╔══

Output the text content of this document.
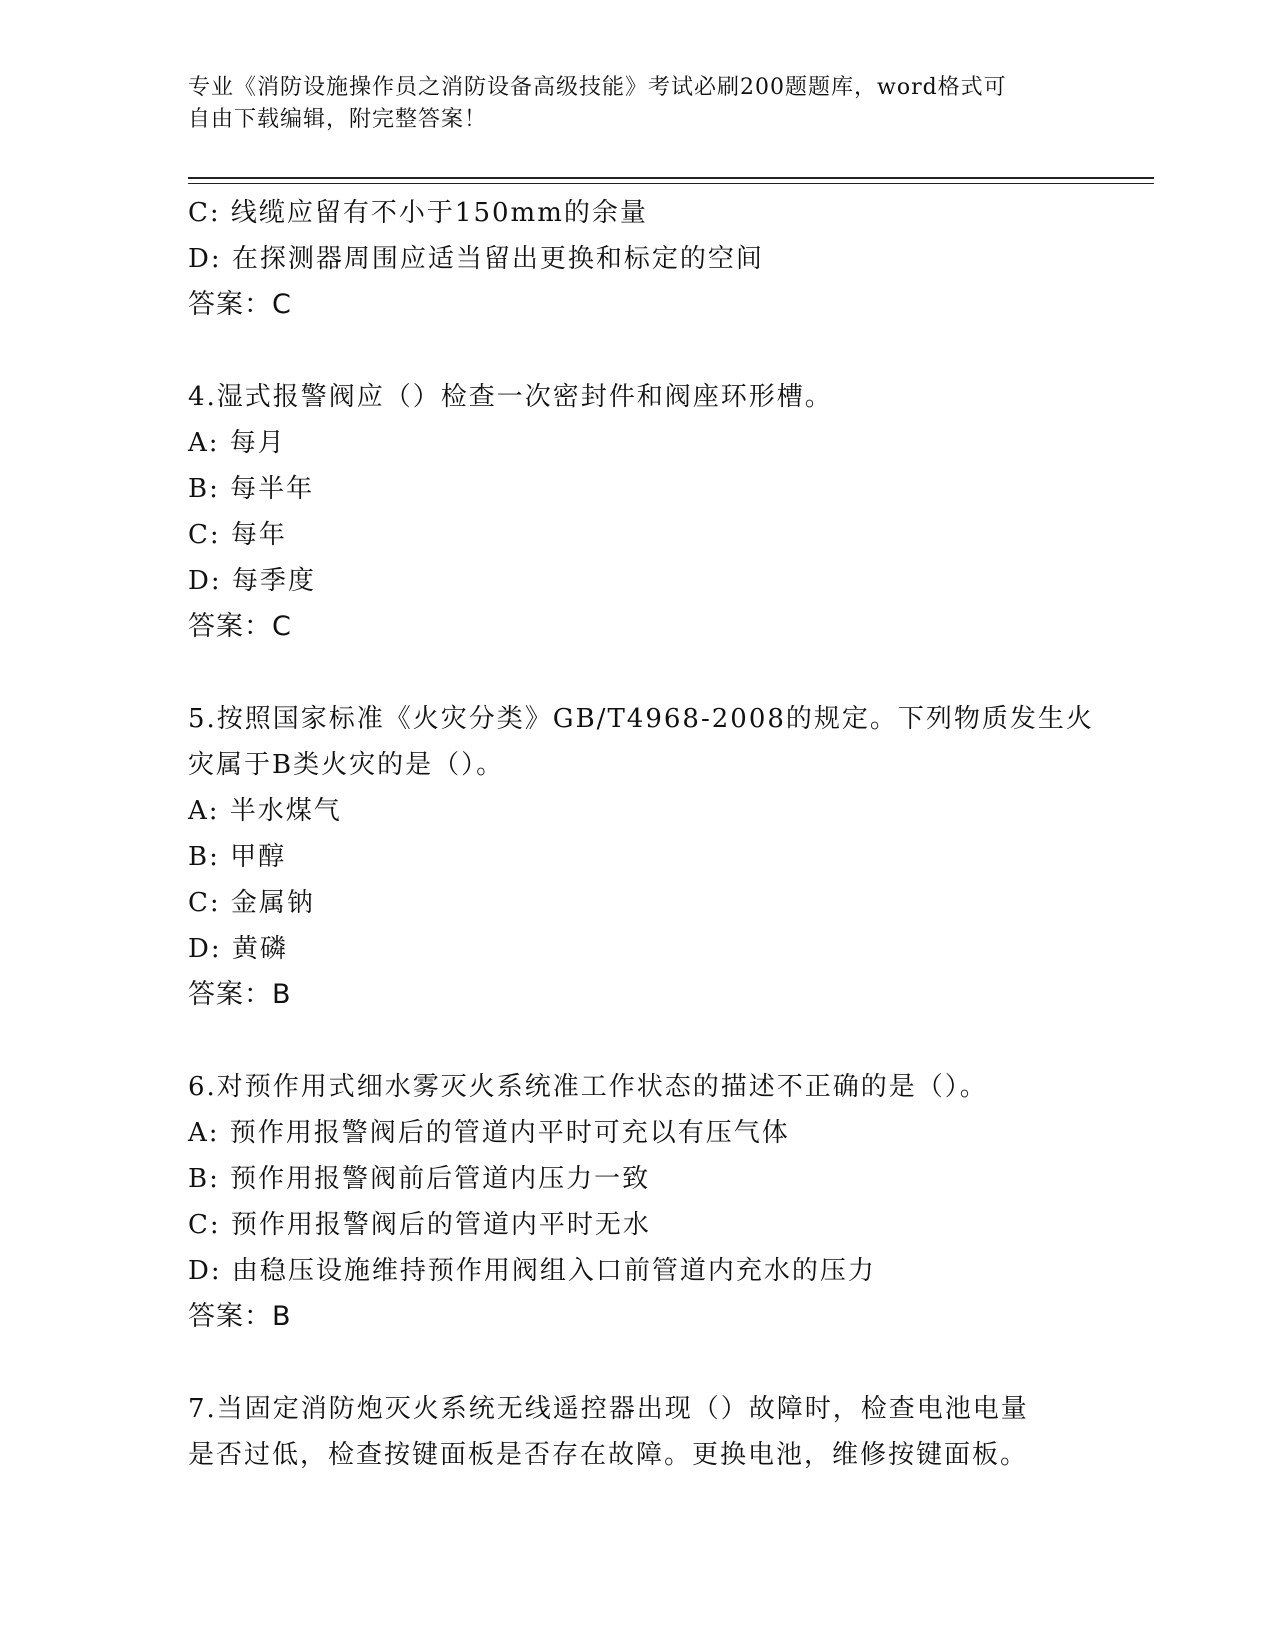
专业《消防设施操作员之消防设备高级技能》考试必刷200题题库，word格式可
自由下载编辑，附完整答案！
C: 线缆应留有不小于150mm的余量
D: 在探测器周围应适当留出更换和标定的空间
答案：C
4.湿式报警阀应（）检查一次密封件和阀座环形槽。
A: 每月
B: 每半年
C: 每年
D: 每季度
答案：C
5.按照国家标准《火灾分类》GB/T4968-2008的规定。下列物质发生火
灾属于B类火灾的是（）。
A: 半水煤气
B: 甲醇
C: 金属钠
D: 黄磷
答案：B
6.对预作用式细水雾灭火系统准工作状态的描述不正确的是（）。
A: 预作用报警阀后的管道内平时可充以有压气体
B: 预作用报警阀前后管道内压力一致
C: 预作用报警阀后的管道内平时无水
D: 由稳压设施维持预作用阀组入口前管道内充水的压力
答案：B
7.当固定消防炮灭火系统无线遥控器出现（）故障时，检查电池电量
是否过低，检查按键面板是否存在故障。更换电池，维修按键面板。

╚══

▶ [Stated exercise]: Skip the pictures and transcribe the rest of the records exactly.

▶ [The reply]:
Output the text content of this document.
专业《消防设施操作员之消防设备高级技能》考试必刷200题题库，word格式可
自由下载编辑，附完整答案！
C: 线缆应留有不小于150mm的余量
D: 在探测器周围应适当留出更换和标定的空间
答案：C
4.湿式报警阀应（）检查一次密封件和阀座环形槽。
A: 每月
B: 每半年
C: 每年
D: 每季度
答案：C
5.按照国家标准《火灾分类》GB/T4968-2008的规定。下列物质发生火
灾属于B类火灾的是（）。
A: 半水煤气
B: 甲醇
C: 金属钠
D: 黄磷
答案：B
6.对预作用式细水雾灭火系统准工作状态的描述不正确的是（）。
A: 预作用报警阀后的管道内平时可充以有压气体
B: 预作用报警阀前后管道内压力一致
C: 预作用报警阀后的管道内平时无水
D: 由稳压设施维持预作用阀组入口前管道内充水的压力
答案：B
7.当固定消防炮灭火系统无线遥控器出现（）故障时，检查电池电量
是否过低，检查按键面板是否存在故障。更换电池，维修按键面板。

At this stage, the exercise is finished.